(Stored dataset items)
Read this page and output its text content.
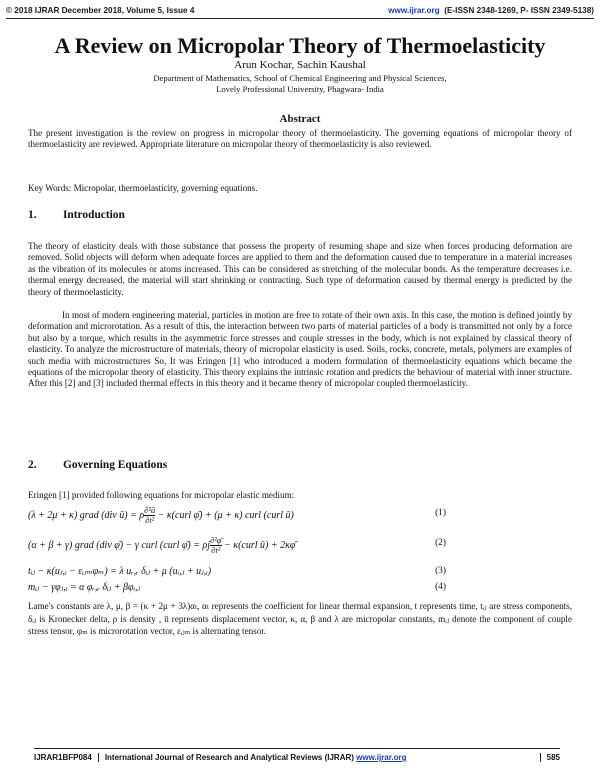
© 2018 IJRAR December 2018, Volume 5, Issue 4	www.ijrar.org (E-ISSN 2348-1269, P- ISSN 2349-5138)
A Review on Micropolar Theory of Thermoelasticity
Arun Kochar, Sachin Kaushal
Department of Mathematics, School of Chemical Engineering and Physical Sciences,
Lovely Professional University, Phagwara- India
Abstract

The present investigation is the review on progress in micropolar theory of thermoelasticity. The governing equations of micropolar theory of thermoelasticity are reviewed. Appropriate literature on micropolar theory of thermoelasticity is also reviewed.

Key Words: Micropolar, thermoelasticity, governing equations.

1. Introduction

The theory of elasticity deals with those substance that possess the property of resuming shape and size when forces producing deformation are removed. Solid objects will deform when adequate forces are applied to them and the deformation caused due to temperature in a material increases as the vibration of its molecules or atoms increased. This can be considered as stretching of the molecular bonds. As the temperature decreases i.e. thermal energy decreased, the material will start shrinking or contracting. Such type of deformation caused by thermal energy is predicted by the theory of thermoelasticity.

In most of modern engineering material, particles in motion are free to rotate of their own axis. In this case, the motion is defined jointly by deformation and microrotation. As a result of this, the interaction between two parts of material particles of a body is transmitted not only by a force but also by a torque, which results in the asymmetric force stresses and couple stresses in the body, which is not explained by classical theory of elasticity. To analyze the microstructure of materials, theory of micropolar elasticity is used. Soils, rocks, concrete, metals, polymers are examples of such media with microstructures So, It was Eringen [1] who introduced a modern formulation of thermoelasticity equations which became the equations of the micropolar theory of elasticity. This theory explains the intrinsic rotation and predicts the behaviour of material with inner structure. After this [2] and [3] included thermal effects in this theory and it became theory of micropolar coupled thermoelasticity.

2. Governing Equations

Eringen [1] provided following equations for micropolar elastic medium:

(λ + 2μ + κ) grad (div ū) = ρ $\frac{\text{∂²ū}}{\text{∂t²}}$ − κ(curl φ̄) + (μ + κ) curl (curl ū)	(1)
(α + β + γ) grad (div φ̄) − γ curl (curl φ̄) = ρj $\frac{\text{∂²φ̄}}{\text{∂t²}}$ − κ(curl ū) + 2κφ̄	(2)
tᵢⱼ − κ(uⱼ,ᵢ − εᵢⱼₘφₘ) = λ uᵣ,ᵣ δᵢⱼ + μ (uᵢ,ⱼ + uⱼ,ᵢ)	(3)
mᵢⱼ − γφⱼ,ᵢ = α φᵣ,ᵣ δᵢⱼ + βφᵢ,ⱼ	(4)

Lame's constants are λ, μ, β = (κ + 2μ + 3λ)αₜ, αₜ represents the coefficient for linear thermal expansion, t represents time, tᵢⱼ are stress components, δᵢⱼ is Kronecker delta, ρ is density , ū represents displacement vector, κ, α, β and λ are micropolar constants, mᵢⱼ denote the component of couple stress tensor, φₘ is microrotation vector, εᵢⱼₘ is alternating tensor.

IJRAR1BFP084	International Journal of Research and Analytical Reviews (IJRAR) www.ijrar.org	585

* Instructions to follow
Make an exact copy of the records shown above, without the pictures.

* Response
Read this page and output its text content.
© 2018 IJRAR December 2018, Volume 5, Issue 4	www.ijrar.org (E-ISSN 2348-1269, P- ISSN 2349-5138)
A Review on Micropolar Theory of Thermoelasticity
Arun Kochar, Sachin Kaushal
Department of Mathematics, School of Chemical Engineering and Physical Sciences,
Lovely Professional University, Phagwara- India
Abstract

The present investigation is the review on progress in micropolar theory of thermoelasticity. The governing equations of micropolar theory of thermoelasticity are reviewed. Appropriate literature on micropolar theory of thermoelasticity is also reviewed.

Key Words: Micropolar, thermoelasticity, governing equations.

1. Introduction

The theory of elasticity deals with those substance that possess the property of resuming shape and size when forces producing deformation are removed. Solid objects will deform when adequate forces are applied to them and the deformation caused due to temperature in a material increases as the vibration of its molecules or atoms increased. This can be considered as stretching of the molecular bonds. As the temperature decreases i.e. thermal energy decreased, the material will start shrinking or contracting. Such type of deformation caused by thermal energy is predicted by the theory of thermoelasticity.

In most of modern engineering material, particles in motion are free to rotate of their own axis. In this case, the motion is defined jointly by deformation and microrotation. As a result of this, the interaction between two parts of material particles of a body is transmitted not only by a force but also by a torque, which results in the asymmetric force stresses and couple stresses in the body, which is not explained by classical theory of elasticity. To analyze the microstructure of materials, theory of micropolar elasticity is used. Soils, rocks, concrete, metals, polymers are examples of such media with microstructures So, It was Eringen [1] who introduced a modern formulation of thermoelasticity equations which became the equations of the micropolar theory of elasticity. This theory explains the intrinsic rotation and predicts the behaviour of material with inner structure. After this [2] and [3] included thermal effects in this theory and it became theory of micropolar coupled thermoelasticity.

2. Governing Equations

Eringen [1] provided following equations for micropolar elastic medium:

(λ + 2μ + κ) grad (div ū) = ρ $\frac{\text{∂²ū}}{\text{∂t²}}$ − κ(curl φ̄) + (μ + κ) curl (curl ū)	(1)
(α + β + γ) grad (div φ̄) − γ curl (curl φ̄) = ρj $\frac{\text{∂²φ̄}}{\text{∂t²}}$ − κ(curl ū) + 2κφ̄	(2)
tᵢⱼ − κ(uⱼ,ᵢ − εᵢⱼₘφₘ) = λ uᵣ,ᵣ δᵢⱼ + μ (uᵢ,ⱼ + uⱼ,ᵢ)	(3)
mᵢⱼ − γφⱼ,ᵢ = α φᵣ,ᵣ δᵢⱼ + βφᵢ,ⱼ	(4)

Lame's constants are λ, μ, β = (κ + 2μ + 3λ)αₜ, αₜ represents the coefficient for linear thermal expansion, t represents time, tᵢⱼ are stress components, δᵢⱼ is Kronecker delta, ρ is density , ū represents displacement vector, κ, α, β and λ are micropolar constants, mᵢⱼ denote the component of couple stress tensor, φₘ is microrotation vector, εᵢⱼₘ is alternating tensor.

IJRAR1BFP084	International Journal of Research and Analytical Reviews (IJRAR) www.ijrar.org	585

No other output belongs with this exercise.